#### [DATASET CONTENT]
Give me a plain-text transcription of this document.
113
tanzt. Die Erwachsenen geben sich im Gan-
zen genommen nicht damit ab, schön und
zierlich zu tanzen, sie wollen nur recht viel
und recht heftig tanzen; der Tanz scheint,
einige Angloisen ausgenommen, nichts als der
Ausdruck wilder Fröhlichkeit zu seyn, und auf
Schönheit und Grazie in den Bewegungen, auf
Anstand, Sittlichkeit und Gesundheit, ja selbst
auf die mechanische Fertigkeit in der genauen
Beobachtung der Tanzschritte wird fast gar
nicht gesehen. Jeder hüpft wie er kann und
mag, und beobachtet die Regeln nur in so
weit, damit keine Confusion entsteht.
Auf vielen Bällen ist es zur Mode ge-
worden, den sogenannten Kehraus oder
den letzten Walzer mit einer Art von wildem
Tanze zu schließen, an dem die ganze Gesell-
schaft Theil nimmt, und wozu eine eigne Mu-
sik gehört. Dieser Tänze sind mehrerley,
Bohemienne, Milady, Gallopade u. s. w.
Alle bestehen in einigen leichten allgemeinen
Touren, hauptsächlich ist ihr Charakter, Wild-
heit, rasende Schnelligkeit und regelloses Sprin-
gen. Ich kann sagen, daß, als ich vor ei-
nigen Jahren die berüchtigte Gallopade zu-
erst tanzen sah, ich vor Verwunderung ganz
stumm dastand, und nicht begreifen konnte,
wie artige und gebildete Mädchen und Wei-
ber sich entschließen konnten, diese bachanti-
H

#### [PROBLEM DESCRIPTION]
All of the data above should be reproduced exactly, with nothing left out.

#### [PROBLEM SOLUTION]
Give me a plain-text transcription of this document.
113
tanzt. Die Erwachsenen geben sich im Gan-
zen genommen nicht damit ab, schön und
zierlich zu tanzen, sie wollen nur recht viel
und recht heftig tanzen; der Tanz scheint,
einige Angloisen ausgenommen, nichts als der
Ausdruck wilder Fröhlichkeit zu seyn, und auf
Schönheit und Grazie in den Bewegungen, auf
Anstand, Sittlichkeit und Gesundheit, ja selbst
auf die mechanische Fertigkeit in der genauen
Beobachtung der Tanzschritte wird fast gar
nicht gesehen. Jeder hüpft wie er kann und
mag, und beobachtet die Regeln nur in so
weit, damit keine Confusion entsteht.
Auf vielen Bällen ist es zur Mode ge-
worden, den sogenannten Kehraus oder
den letzten Walzer mit einer Art von wildem
Tanze zu schließen, an dem die ganze Gesell-
schaft Theil nimmt, und wozu eine eigne Mu-
sik gehört. Dieser Tänze sind mehrerley,
Bohemienne, Milady, Gallopade u. s. w.
Alle bestehen in einigen leichten allgemeinen
Touren, hauptsächlich ist ihr Charakter, Wild-
heit, rasende Schnelligkeit und regelloses Sprin-
gen. Ich kann sagen, daß, als ich vor ei-
nigen Jahren die berüchtigte Gallopade zu-
erst tanzen sah, ich vor Verwunderung ganz
stumm dastand, und nicht begreifen konnte,
wie artige und gebildete Mädchen und Wei-
ber sich entschließen konnten, diese bachanti-
H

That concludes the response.